▶ What is expected
Return only the lines starting at the line that contains "Transcribe this image's" and ending with the final line of the listing; include both endpoints.

▶ Material to process
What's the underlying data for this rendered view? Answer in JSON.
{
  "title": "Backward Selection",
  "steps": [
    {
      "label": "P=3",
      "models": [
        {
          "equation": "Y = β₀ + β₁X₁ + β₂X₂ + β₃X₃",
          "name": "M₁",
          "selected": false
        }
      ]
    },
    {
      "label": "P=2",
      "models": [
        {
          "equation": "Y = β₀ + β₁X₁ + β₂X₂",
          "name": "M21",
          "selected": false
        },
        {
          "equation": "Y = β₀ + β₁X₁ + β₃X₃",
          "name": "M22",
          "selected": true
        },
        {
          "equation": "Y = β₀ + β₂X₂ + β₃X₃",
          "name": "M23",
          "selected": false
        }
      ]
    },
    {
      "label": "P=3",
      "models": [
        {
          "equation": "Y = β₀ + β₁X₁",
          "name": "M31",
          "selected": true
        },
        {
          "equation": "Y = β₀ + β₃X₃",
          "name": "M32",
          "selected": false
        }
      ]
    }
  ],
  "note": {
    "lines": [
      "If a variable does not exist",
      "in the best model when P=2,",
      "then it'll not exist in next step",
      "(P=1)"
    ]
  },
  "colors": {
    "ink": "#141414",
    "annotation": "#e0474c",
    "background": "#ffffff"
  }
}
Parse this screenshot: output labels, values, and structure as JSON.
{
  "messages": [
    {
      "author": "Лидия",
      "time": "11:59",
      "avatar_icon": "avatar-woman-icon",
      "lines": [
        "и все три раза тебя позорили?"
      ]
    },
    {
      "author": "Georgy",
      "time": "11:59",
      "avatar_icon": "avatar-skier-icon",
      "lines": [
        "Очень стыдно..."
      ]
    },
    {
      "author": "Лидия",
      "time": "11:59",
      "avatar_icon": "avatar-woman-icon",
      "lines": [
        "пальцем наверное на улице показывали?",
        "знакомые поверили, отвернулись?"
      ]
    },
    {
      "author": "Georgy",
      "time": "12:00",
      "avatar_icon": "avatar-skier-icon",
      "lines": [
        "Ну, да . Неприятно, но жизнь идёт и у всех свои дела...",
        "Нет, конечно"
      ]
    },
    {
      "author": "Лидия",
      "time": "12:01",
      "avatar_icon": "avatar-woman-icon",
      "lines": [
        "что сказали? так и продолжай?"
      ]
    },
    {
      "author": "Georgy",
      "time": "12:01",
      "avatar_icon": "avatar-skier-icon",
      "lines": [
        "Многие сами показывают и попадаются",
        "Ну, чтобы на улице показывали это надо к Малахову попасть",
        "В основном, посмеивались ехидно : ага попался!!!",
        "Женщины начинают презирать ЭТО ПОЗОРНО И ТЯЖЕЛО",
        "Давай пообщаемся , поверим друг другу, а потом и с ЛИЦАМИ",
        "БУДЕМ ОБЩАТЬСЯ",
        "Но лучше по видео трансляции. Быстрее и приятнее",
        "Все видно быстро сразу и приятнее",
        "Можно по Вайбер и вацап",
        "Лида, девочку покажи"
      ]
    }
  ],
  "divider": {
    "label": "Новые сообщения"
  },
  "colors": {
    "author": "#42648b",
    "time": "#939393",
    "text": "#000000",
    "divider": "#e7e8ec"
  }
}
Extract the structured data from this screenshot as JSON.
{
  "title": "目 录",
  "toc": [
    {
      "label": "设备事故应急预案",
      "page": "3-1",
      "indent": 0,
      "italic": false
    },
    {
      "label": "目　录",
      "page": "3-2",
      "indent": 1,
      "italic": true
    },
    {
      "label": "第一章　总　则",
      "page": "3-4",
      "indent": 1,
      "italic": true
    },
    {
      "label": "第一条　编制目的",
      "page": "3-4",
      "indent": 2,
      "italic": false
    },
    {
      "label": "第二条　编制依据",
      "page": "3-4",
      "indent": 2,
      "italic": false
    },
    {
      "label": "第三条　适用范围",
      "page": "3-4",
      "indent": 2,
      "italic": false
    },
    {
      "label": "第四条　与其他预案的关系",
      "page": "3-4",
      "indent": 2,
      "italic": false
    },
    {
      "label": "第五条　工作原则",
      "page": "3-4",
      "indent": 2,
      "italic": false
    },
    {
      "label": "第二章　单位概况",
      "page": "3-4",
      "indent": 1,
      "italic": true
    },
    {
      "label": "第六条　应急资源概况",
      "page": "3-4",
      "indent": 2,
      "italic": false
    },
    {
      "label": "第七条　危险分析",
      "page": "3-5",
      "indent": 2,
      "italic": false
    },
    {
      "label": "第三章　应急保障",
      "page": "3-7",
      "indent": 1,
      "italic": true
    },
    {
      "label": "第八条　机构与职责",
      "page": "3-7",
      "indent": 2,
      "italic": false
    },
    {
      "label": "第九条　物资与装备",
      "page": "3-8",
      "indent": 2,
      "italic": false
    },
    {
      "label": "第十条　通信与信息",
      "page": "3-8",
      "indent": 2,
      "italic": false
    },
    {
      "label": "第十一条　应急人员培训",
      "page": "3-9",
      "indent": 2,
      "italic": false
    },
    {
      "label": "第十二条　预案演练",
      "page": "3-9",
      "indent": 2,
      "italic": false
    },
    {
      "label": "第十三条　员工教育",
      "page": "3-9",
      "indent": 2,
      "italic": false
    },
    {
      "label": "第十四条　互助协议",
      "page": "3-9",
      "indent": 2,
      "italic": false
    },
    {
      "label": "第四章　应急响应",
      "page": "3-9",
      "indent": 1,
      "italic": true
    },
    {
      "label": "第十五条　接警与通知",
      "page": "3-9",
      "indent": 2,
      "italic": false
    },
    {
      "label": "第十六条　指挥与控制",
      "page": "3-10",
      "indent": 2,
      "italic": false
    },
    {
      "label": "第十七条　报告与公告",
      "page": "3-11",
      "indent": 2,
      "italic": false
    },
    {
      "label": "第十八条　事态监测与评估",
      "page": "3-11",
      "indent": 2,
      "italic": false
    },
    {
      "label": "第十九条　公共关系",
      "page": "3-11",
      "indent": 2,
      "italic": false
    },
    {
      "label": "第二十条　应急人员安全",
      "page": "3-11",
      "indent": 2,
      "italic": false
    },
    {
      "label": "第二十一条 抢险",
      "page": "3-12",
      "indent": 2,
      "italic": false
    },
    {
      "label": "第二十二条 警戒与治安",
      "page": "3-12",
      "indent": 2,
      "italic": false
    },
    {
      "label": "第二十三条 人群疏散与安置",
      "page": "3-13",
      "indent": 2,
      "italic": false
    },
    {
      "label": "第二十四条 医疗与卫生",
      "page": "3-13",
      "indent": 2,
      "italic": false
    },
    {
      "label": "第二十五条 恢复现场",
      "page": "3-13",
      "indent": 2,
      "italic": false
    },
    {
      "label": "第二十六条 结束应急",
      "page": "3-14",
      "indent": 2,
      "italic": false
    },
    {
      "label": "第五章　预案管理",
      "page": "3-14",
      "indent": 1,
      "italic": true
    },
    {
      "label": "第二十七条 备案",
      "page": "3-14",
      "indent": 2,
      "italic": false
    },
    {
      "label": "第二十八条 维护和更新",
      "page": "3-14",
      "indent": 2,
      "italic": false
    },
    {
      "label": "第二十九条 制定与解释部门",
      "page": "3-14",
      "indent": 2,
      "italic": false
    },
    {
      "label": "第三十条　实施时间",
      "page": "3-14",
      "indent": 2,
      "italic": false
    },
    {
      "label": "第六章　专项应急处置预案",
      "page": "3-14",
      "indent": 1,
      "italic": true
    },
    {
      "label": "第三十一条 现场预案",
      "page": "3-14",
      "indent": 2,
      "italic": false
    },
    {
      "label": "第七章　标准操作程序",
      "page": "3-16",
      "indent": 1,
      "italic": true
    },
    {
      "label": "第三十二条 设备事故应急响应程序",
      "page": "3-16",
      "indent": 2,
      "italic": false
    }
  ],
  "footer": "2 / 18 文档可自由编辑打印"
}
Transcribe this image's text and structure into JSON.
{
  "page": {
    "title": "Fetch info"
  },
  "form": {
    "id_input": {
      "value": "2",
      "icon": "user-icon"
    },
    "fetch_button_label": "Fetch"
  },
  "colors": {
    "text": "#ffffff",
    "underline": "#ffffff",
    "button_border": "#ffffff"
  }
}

▶ The result
Transcribe this image's text and structure into JSON.
{
  "page": {
    "title": "Fetch info"
  },
  "form": {
    "id_input": {
      "value": "2",
      "icon": "user-icon"
    },
    "fetch_button_label": "Fetch"
  },
  "colors": {
    "text": "#ffffff",
    "underline": "#ffffff",
    "button_border": "#ffffff"
  }
}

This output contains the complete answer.